## What to produce
Find each line containing the word "after" and report how many there are. Add nothing else.

## Items

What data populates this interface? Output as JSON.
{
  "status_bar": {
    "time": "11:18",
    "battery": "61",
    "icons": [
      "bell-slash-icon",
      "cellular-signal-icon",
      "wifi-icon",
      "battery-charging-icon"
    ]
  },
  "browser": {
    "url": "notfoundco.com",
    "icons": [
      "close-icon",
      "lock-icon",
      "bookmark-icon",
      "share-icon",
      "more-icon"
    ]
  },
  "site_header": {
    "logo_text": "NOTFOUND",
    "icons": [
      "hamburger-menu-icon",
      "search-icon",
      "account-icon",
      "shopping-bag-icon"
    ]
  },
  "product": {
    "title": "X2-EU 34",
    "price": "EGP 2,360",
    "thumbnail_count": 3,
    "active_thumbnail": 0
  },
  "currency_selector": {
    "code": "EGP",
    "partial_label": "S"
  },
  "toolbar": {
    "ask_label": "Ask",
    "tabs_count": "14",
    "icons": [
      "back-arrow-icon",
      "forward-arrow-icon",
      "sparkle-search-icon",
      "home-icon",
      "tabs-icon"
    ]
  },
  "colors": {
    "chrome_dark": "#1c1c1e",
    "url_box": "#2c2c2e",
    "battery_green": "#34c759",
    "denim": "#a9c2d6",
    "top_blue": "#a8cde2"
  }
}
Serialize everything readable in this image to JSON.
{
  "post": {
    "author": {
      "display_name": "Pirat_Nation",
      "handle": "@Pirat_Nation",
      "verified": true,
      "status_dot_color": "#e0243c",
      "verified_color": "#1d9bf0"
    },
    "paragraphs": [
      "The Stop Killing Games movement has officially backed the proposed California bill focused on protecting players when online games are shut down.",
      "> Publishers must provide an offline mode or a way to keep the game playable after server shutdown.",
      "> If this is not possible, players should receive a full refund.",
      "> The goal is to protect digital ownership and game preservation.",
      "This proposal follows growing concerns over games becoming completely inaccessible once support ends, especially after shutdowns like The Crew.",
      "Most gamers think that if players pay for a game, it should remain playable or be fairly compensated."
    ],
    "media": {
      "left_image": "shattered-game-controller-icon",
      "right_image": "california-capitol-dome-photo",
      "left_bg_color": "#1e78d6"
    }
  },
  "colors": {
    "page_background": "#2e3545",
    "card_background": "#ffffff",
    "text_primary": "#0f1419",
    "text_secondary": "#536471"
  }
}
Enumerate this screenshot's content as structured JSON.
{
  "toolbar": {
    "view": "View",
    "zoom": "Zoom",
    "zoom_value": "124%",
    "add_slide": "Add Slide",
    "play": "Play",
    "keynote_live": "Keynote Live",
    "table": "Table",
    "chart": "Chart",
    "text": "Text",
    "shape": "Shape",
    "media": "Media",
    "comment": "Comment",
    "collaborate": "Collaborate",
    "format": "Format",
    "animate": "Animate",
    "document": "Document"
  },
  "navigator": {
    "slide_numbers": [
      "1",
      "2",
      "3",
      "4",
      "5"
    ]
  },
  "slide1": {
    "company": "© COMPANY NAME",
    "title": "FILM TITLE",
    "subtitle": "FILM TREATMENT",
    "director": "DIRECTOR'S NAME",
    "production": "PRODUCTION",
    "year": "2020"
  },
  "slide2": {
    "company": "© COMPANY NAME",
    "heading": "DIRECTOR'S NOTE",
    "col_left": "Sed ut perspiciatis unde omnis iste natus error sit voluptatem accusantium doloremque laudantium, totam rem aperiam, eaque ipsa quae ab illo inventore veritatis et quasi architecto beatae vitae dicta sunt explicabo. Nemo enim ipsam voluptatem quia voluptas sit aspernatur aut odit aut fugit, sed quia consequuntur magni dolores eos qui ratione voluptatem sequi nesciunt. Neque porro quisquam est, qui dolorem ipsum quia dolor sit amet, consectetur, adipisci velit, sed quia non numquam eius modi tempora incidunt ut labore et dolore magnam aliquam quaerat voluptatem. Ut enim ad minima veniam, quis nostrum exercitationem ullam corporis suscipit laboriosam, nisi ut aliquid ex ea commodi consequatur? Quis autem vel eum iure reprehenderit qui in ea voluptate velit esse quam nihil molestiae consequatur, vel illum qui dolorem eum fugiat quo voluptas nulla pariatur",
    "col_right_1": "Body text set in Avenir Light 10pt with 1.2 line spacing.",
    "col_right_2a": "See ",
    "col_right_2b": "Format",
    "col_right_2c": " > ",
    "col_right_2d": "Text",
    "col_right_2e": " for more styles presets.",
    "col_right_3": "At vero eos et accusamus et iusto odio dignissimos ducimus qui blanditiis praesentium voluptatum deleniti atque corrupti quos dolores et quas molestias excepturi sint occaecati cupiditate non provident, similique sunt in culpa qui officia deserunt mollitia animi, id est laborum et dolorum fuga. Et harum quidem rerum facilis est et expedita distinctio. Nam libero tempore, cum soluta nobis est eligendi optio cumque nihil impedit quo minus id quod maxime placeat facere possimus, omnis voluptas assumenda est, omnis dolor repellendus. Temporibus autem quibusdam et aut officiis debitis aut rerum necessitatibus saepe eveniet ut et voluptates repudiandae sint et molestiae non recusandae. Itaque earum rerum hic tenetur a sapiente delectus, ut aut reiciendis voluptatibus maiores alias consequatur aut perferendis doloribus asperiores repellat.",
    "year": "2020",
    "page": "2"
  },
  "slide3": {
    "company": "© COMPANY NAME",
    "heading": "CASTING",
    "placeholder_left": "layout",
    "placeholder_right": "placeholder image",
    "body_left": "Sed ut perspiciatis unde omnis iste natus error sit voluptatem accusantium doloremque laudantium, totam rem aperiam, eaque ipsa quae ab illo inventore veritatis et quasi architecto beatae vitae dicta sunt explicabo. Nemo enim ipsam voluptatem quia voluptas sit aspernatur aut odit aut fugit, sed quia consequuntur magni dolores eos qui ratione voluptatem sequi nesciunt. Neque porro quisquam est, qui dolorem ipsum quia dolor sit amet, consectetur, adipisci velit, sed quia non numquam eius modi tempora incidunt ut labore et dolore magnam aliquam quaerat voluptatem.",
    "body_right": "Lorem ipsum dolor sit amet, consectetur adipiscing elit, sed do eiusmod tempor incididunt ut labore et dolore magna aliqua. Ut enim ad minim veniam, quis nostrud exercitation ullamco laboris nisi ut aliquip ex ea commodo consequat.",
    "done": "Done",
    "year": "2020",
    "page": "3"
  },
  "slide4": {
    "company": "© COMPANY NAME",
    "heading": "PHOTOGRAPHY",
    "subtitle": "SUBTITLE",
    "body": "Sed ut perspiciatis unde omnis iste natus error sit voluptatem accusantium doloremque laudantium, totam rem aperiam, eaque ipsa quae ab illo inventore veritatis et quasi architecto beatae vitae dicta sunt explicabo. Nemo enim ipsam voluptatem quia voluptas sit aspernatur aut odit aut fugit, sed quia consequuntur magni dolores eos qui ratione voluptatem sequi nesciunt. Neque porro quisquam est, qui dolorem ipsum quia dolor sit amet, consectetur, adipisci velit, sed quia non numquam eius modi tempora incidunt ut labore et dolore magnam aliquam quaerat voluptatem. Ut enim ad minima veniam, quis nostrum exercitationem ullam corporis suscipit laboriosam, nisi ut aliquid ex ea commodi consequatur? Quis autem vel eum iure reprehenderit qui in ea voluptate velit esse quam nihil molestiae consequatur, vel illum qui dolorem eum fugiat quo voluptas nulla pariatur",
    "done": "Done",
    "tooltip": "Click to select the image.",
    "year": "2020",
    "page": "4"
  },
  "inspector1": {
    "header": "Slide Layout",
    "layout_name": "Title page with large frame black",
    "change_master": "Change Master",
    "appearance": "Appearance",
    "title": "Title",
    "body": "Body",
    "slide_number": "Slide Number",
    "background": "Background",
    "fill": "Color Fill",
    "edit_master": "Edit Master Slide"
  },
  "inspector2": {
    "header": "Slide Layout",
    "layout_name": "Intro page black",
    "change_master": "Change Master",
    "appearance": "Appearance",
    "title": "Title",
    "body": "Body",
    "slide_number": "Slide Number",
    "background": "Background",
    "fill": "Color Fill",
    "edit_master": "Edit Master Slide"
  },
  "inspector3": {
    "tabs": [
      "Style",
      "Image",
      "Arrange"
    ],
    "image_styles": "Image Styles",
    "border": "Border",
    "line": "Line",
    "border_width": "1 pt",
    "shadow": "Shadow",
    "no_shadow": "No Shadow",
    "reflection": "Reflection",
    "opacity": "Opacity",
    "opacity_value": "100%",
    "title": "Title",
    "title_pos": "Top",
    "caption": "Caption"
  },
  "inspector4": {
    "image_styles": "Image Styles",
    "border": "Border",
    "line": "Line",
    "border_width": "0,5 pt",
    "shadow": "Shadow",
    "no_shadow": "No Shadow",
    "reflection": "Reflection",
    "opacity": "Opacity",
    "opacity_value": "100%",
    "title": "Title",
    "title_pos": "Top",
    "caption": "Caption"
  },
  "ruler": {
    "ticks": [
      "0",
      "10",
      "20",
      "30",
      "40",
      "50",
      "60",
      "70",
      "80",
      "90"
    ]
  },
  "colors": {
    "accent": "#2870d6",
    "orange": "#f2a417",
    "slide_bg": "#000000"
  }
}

## Exercise response
2